EXERCISE: Rewrite the listing from the line with "Segment this screenshot: for" up to and including the line with "poster-content: CONVOCATORIA AUXILIOS", putting "title-block" in place of "headline-block" and keeping everything else the same.

SUPPLIED RECORDS:
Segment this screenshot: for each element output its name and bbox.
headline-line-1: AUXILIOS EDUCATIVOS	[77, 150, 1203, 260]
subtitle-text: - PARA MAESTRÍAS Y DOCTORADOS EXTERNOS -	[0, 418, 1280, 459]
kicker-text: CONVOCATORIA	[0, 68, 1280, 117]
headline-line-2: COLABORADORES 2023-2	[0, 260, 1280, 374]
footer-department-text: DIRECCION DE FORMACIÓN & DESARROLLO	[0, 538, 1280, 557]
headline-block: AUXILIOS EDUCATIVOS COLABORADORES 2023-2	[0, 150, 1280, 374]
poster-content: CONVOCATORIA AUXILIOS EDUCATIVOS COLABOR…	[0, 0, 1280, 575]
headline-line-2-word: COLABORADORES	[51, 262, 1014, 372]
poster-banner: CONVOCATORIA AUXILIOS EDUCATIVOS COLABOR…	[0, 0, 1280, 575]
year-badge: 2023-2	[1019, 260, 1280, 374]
--
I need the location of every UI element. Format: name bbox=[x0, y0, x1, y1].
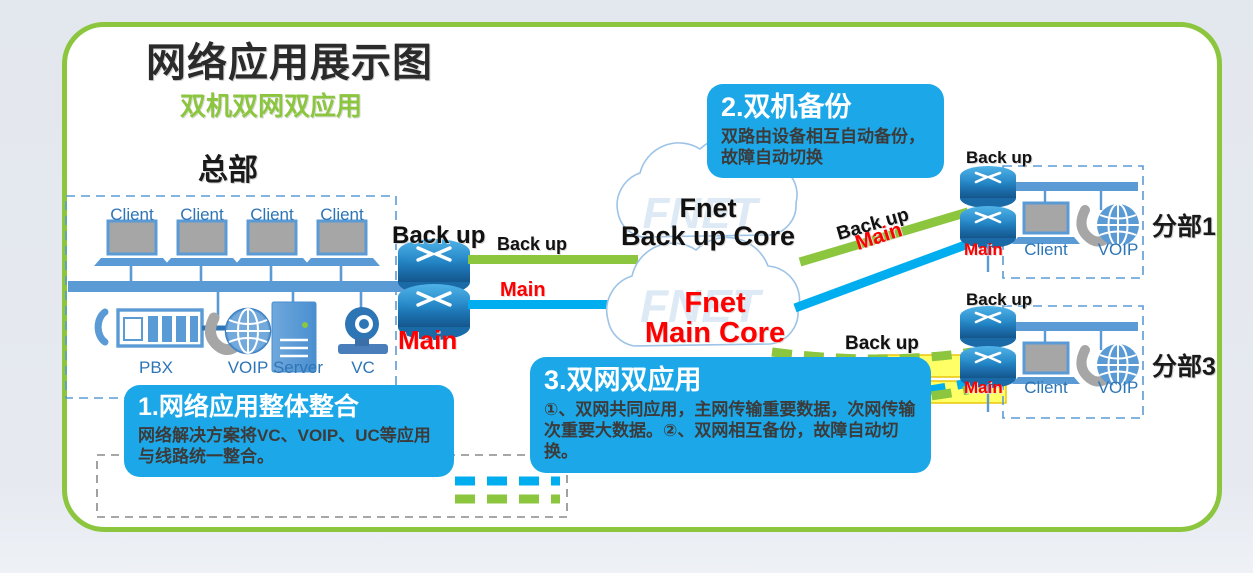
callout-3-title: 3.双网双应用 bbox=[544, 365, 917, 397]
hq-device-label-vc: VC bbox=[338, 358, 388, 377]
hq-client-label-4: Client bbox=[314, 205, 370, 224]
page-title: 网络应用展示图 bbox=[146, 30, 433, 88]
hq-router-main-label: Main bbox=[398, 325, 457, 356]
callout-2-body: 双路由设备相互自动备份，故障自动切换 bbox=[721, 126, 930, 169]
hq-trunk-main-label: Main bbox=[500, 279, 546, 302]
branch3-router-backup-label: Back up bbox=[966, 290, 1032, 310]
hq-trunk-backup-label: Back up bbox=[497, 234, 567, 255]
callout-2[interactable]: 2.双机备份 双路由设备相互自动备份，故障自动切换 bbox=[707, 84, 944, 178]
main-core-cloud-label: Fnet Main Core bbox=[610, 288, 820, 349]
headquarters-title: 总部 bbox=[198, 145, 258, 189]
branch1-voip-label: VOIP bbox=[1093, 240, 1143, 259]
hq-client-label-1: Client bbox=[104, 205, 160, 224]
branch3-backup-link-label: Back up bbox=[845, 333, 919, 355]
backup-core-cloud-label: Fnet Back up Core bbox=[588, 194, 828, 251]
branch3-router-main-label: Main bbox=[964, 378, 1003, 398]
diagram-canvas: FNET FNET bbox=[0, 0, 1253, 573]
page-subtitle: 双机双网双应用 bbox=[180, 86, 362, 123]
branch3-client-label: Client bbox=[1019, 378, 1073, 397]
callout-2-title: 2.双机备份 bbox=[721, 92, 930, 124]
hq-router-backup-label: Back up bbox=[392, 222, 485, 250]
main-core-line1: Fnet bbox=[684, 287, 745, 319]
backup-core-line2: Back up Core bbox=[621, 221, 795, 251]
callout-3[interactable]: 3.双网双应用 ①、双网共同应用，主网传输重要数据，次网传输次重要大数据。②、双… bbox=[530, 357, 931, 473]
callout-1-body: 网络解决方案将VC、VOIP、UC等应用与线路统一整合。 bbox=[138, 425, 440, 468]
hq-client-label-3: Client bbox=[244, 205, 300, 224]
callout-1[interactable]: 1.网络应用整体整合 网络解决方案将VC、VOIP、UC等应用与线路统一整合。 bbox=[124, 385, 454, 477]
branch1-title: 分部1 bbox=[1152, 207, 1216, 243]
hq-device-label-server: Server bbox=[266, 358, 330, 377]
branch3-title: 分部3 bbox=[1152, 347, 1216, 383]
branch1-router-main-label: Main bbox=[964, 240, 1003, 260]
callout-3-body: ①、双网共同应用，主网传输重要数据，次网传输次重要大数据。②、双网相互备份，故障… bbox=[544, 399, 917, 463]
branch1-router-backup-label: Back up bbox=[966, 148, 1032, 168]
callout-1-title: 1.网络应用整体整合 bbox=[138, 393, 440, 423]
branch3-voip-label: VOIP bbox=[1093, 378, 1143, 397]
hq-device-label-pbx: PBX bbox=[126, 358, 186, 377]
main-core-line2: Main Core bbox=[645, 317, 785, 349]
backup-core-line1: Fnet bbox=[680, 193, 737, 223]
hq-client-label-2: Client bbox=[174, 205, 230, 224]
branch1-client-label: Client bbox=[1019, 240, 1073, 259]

SOLUTION:
Segment this screenshot: for each element output its name and bbox.
headline-line-1: AUXILIOS EDUCATIVOS	[77, 150, 1203, 260]
subtitle-text: - PARA MAESTRÍAS Y DOCTORADOS EXTERNOS -	[0, 418, 1280, 459]
kicker-text: CONVOCATORIA	[0, 68, 1280, 117]
headline-line-2: COLABORADORES 2023-2	[0, 260, 1280, 374]
footer-department-text: DIRECCION DE FORMACIÓN & DESARROLLO	[0, 538, 1280, 557]
title-block: AUXILIOS EDUCATIVOS COLABORADORES 2023-2	[0, 150, 1280, 374]
poster-content: CONVOCATORIA AUXILIOS EDUCATIVOS COLABOR…	[0, 0, 1280, 575]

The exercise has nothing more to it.